━━━━━ TEKSTFRAGMENT

De Troubelen: vijf jaren hel
1568-1648. Tachtig jaar oorlog, een mensenleven lang. We kunnen het ons nauwelijks voorstellen, deze heftige periode uit de vaderlandse geschiedenis. Relativerend wordt wel eens gezegd dat er een 12-jarig staakt-het-vuren was en dat er ’s-winters zelden slag geleverd werd. Ook is het een feit dat terwijl in de Zuidelijke Nederlanden de bevolking gebukt ging onder het geweld het gewest Holland en dan met name Amsterdam in alle rust uitgroeide tot een machtige en rijke regio. Ook voor onze omgeving bleef de geweldsperiode ruim binnen de 10 jaar. Maar daarbinnen vormde de periode 1572-1577 een ware hel voor de bevolking. Hieronder grote lijnen van gebeurtenissen vertaald naar de regionale situatie. In een volgend verhaal op de website de persoonlijke tragedies voor Noordwijkerhouters.
De strategische ligging in de smalle corridor tussen Haarlemmermeer en kust maakte dat de Bollenstreekdorpen volop in de strijd betrokken raakten. Vooral tijdens de belegering van Alkmaar, Haarlem en Leiden want de oorlog richtte zich op het gezag over steden, over mensen achter muren. Zonder deze stenen verdediging zou de Opstand in de Nederlanden nooit tot stand gekomen zijn. Het onbeschermde platteland had geen mogelijkheden tot opstand, was volledig weerloos. De “heer”- en “dam”wegen, zoals de Heereweg en ’s-Gravendam en de uitgestrekte, vlakke duingronden in onze omgeving leenden zich prima voor troepenbewegingen.

━━━━━━━━━━

**SCHRIJFOPDRACHT 1:** Neem uit de tekst over de Troubelen het stuk van "De Troubelen: vijf" tot en met "tragedies voor Noordwijkerhouters." over, en verwissel daarin "Amsterdam" voor "Delft".
De records die nu volgen hebben niets met de tekst te maken.

━━━━━ AANGELEVERD MATERIAAL

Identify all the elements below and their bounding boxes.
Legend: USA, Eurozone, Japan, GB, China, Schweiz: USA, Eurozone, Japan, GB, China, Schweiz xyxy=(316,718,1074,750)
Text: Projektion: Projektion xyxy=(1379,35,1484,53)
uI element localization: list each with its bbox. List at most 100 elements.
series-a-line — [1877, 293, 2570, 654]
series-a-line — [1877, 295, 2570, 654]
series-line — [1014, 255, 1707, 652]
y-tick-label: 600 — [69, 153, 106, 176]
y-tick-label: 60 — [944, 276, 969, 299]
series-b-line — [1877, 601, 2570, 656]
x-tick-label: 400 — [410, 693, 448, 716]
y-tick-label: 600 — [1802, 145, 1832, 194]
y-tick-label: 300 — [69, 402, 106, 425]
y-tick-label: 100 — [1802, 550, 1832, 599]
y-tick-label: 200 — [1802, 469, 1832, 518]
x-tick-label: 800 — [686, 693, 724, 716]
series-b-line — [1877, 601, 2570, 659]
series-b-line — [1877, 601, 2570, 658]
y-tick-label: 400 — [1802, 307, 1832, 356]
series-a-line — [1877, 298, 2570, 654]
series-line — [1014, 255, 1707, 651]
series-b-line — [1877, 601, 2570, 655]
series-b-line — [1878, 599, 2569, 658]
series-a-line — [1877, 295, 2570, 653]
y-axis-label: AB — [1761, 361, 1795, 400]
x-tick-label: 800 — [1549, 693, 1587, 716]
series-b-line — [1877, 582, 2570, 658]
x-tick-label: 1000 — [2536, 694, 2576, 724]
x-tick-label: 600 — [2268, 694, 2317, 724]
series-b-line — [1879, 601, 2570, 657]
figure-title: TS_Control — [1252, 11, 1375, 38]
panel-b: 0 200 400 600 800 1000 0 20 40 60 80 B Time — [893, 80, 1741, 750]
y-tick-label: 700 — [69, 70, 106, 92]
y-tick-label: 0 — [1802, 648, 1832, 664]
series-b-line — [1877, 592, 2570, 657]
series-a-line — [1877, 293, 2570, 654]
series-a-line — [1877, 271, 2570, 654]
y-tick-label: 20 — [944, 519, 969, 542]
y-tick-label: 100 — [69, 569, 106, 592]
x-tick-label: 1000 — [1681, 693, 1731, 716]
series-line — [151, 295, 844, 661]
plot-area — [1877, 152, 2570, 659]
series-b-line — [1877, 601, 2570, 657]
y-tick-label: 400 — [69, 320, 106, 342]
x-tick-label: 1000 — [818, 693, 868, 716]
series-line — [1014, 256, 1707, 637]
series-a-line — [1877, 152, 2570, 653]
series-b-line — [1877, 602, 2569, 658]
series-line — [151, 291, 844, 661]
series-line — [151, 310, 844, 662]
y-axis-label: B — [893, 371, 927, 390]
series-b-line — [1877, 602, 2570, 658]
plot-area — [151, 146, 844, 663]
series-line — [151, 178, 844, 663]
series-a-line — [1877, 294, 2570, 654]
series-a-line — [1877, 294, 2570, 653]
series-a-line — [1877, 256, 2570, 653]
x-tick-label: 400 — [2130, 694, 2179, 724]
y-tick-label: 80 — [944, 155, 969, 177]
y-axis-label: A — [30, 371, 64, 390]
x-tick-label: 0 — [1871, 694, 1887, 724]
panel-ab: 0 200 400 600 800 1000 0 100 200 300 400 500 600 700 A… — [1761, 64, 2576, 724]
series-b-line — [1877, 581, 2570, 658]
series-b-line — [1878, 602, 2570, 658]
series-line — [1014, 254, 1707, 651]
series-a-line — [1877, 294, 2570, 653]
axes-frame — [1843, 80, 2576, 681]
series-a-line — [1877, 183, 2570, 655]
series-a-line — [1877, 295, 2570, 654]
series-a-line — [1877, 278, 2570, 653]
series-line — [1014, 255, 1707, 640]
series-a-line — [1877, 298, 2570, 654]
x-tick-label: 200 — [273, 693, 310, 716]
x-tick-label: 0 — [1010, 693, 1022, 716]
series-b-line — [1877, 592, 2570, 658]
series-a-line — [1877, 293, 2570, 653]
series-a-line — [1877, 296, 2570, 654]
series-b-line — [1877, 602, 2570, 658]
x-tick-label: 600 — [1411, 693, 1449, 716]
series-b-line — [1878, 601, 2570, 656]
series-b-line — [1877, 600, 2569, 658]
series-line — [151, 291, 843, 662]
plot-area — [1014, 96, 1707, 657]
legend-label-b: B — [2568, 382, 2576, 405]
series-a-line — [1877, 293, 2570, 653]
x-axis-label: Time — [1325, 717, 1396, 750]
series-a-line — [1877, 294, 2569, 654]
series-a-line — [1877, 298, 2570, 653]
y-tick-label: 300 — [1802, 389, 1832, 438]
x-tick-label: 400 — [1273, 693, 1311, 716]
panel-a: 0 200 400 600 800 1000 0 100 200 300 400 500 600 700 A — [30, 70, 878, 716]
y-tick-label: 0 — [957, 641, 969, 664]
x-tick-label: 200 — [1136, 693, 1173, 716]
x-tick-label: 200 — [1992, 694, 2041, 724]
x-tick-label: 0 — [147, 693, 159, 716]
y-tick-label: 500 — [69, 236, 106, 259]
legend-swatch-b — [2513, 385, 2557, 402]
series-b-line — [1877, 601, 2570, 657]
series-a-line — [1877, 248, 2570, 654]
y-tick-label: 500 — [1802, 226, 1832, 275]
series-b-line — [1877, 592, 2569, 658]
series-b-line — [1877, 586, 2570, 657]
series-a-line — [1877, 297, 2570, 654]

━━━━━━━━━━

**SCHRIJFOPDRACHT 2:** Herschrijf de records vanaf het begin tot en met de regel met "series-line — [1014, 255, 1707, 652]" als genummerde lijst, zonder lege regels.

**ANTWOORD 1:**
De Troubelen: vijf jaren hel
1568-1648. Tachtig jaar oorlog, een mensenleven lang. We kunnen het ons nauwelijks voorstellen, deze heftige periode uit de vaderlandse geschiedenis. Relativerend wordt wel eens gezegd dat er een 12-jarig staakt-het-vuren was en dat er ’s-winters zelden slag geleverd werd. Ook is het een feit dat terwijl in de Zuidelijke Nederlanden de bevolking gebukt ging onder het geweld het gewest Holland en dan met name Delft in alle rust uitgroeide tot een machtige en rijke regio. Ook voor onze omgeving bleef de geweldsperiode ruim binnen de 10 jaar. Maar daarbinnen vormde de periode 1572-1577 een ware hel voor de bevolking. Hieronder grote lijnen van gebeurtenissen vertaald naar de regionale situatie. In een volgend verhaal op de website de persoonlijke tragedies voor Noordwijkerhouters.

**ANTWOORD 2:**
1. Identify all the elements below and their bounding boxes.
2. Legend: USA, Eurozone, Japan, GB, China, Schweiz: USA, Eurozone, Japan, GB, China, Schweiz xyxy=(316,718,1074,750)
3. Text: Projektion: Projektion xyxy=(1379,35,1484,53)
4. uI element localization: list each with its bbox. List at most 100 elements.
5. series-a-line — [1877, 293, 2570, 654]
6. series-a-line — [1877, 295, 2570, 654]
7. series-line — [1014, 255, 1707, 652]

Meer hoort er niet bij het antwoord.